Exercises:
**A.** In the court opinion excerpt about the homicide investigation, what kind of vehicle did Plaintiff own?
**B.** Rewrite the patent figure rows below, replacing "plan view" with "top view" and keeping everything else the same, and leave the pictures out of your answer.

Passage provided:
## BEGIN
These circumstances give rise to the “fair
probability,” from a reasonable officer’s on-the-scene perspective, that Plaintiff was engaged in
the act of hindering law enforcement’s investigation. In his Affidavit of Probable Cause, Det.
O’Connor wrote: “the suspect was seen in his apartment by officers. The suspect then retreated
into his residence and refused to answer his door to his residence or answer his phone. Both were
tried numerous times.” Schwartz Cert. Ex. 18. In deposition testimony, when asked whether he
knew what sort of evidence Plaintiff may have concealed, Det. O’Connor stated: “At that time we
didn’t know which evidence that he did conceal. We knew that we were trying to make contact
and there could be potential evidence in the home that he was trying to conceal based on the
circumstances, and that evidence could have been destroyed in the house itself.” Carteret Facts,
Ex. B at 252:12-17. From law enforcement’s perspective, upon arrival at Plaintiff’s residence,
Plaintiff was merely a person of interest who they sought to interview about a homicide. But
Plaintiff’s intentional and prolonged avoidance of law enforcement, including shutting off his
apartment lights, refusing to answer his door or cellphone, and retreating into the interior of his
apartment after seeing Det. O’Connor at his back window, raised serious suspicion and the
reasonable inference that Plaintiff might be attempting to conceal evidence of a crime relevant to
the investigation. This is especially true given that: the officers were aware of the fact that Plaintiff
had worked for Mocci, Mocci had refused to pay him, and Plaintiff owned a black Jeep Grand
Cherokee, which fit the description of a suspicious car in the area the night before the murder.
## END
Data lines:
## BEGIN
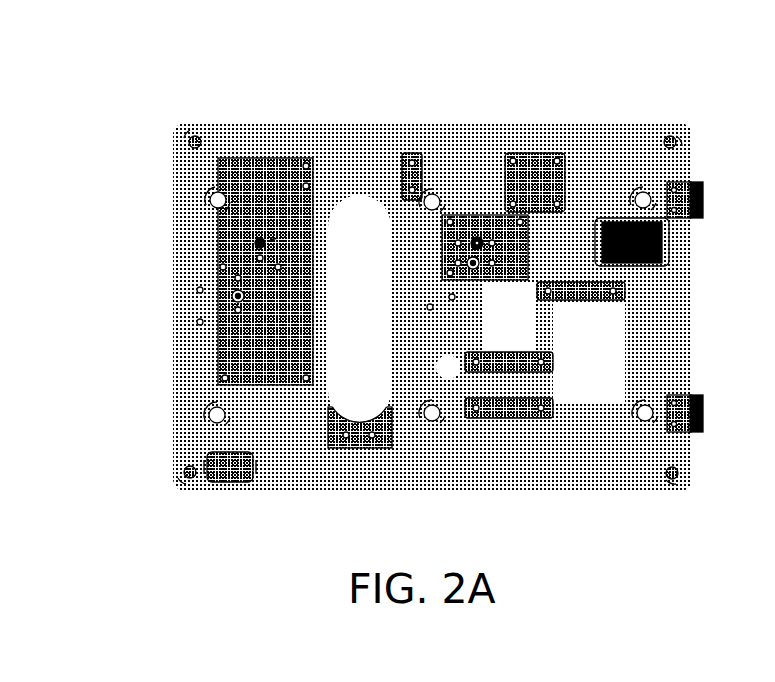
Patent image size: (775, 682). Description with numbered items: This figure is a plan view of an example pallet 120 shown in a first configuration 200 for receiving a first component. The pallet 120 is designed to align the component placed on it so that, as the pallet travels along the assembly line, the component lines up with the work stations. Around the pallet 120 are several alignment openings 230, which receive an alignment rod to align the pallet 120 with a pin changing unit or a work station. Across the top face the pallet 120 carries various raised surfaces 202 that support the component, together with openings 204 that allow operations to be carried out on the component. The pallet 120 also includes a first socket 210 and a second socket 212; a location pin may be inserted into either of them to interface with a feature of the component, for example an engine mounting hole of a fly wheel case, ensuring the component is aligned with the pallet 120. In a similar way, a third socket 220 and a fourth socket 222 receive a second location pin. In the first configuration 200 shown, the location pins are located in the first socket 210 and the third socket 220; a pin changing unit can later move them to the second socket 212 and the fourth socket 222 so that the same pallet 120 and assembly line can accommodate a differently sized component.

The first configuration 200 is at (431, 262).
The pallet 120 is at (208, 124).
The raised surfaces 202 is at (270, 175).
The openings 204 is at (354, 228).
The first socket 210 is at (255, 241).
The second socket 212 is at (233, 293).
The third socket 220 is at (479, 237).
The fourth socket 222 is at (480, 265).
The alignment openings 230 is at (430, 194).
## END
Solutions in order:
**A.** A black Jeep Grand Cherokee.

**B.**
Patent image size: (775, 682). Description with numbered items: This figure is a top view of an example pallet 120 shown in a first configuration 200 for receiving a first component. The pallet 120 is designed to align the component placed on it so that, as the pallet travels along the assembly line, the component lines up with the work stations. Around the pallet 120 are several alignment openings 230, which receive an alignment rod to align the pallet 120 with a pin changing unit or a work station. Across the top face the pallet 120 carries various raised surfaces 202 that support the component, together with openings 204 that allow operations to be carried out on the component. The pallet 120 also includes a first socket 210 and a second socket 212; a location pin may be inserted into either of them to interface with a feature of the component, for example an engine mounting hole of a fly wheel case, ensuring the component is aligned with the pallet 120. In a similar way, a third socket 220 and a fourth socket 222 receive a second location pin. In the first configuration 200 shown, the location pins are located in the first socket 210 and the third socket 220; a pin changing unit can later move them to the second socket 212 and the fourth socket 222 so that the same pallet 120 and assembly line can accommodate a differently sized component.

The first configuration 200 is at (431, 262).
The pallet 120 is at (208, 124).
The raised surfaces 202 is at (270, 175).
The openings 204 is at (354, 228).
The first socket 210 is at (255, 241).
The second socket 212 is at (233, 293).
The third socket 220 is at (479, 237).
The fourth socket 222 is at (480, 265).
The alignment openings 230 is at (430, 194).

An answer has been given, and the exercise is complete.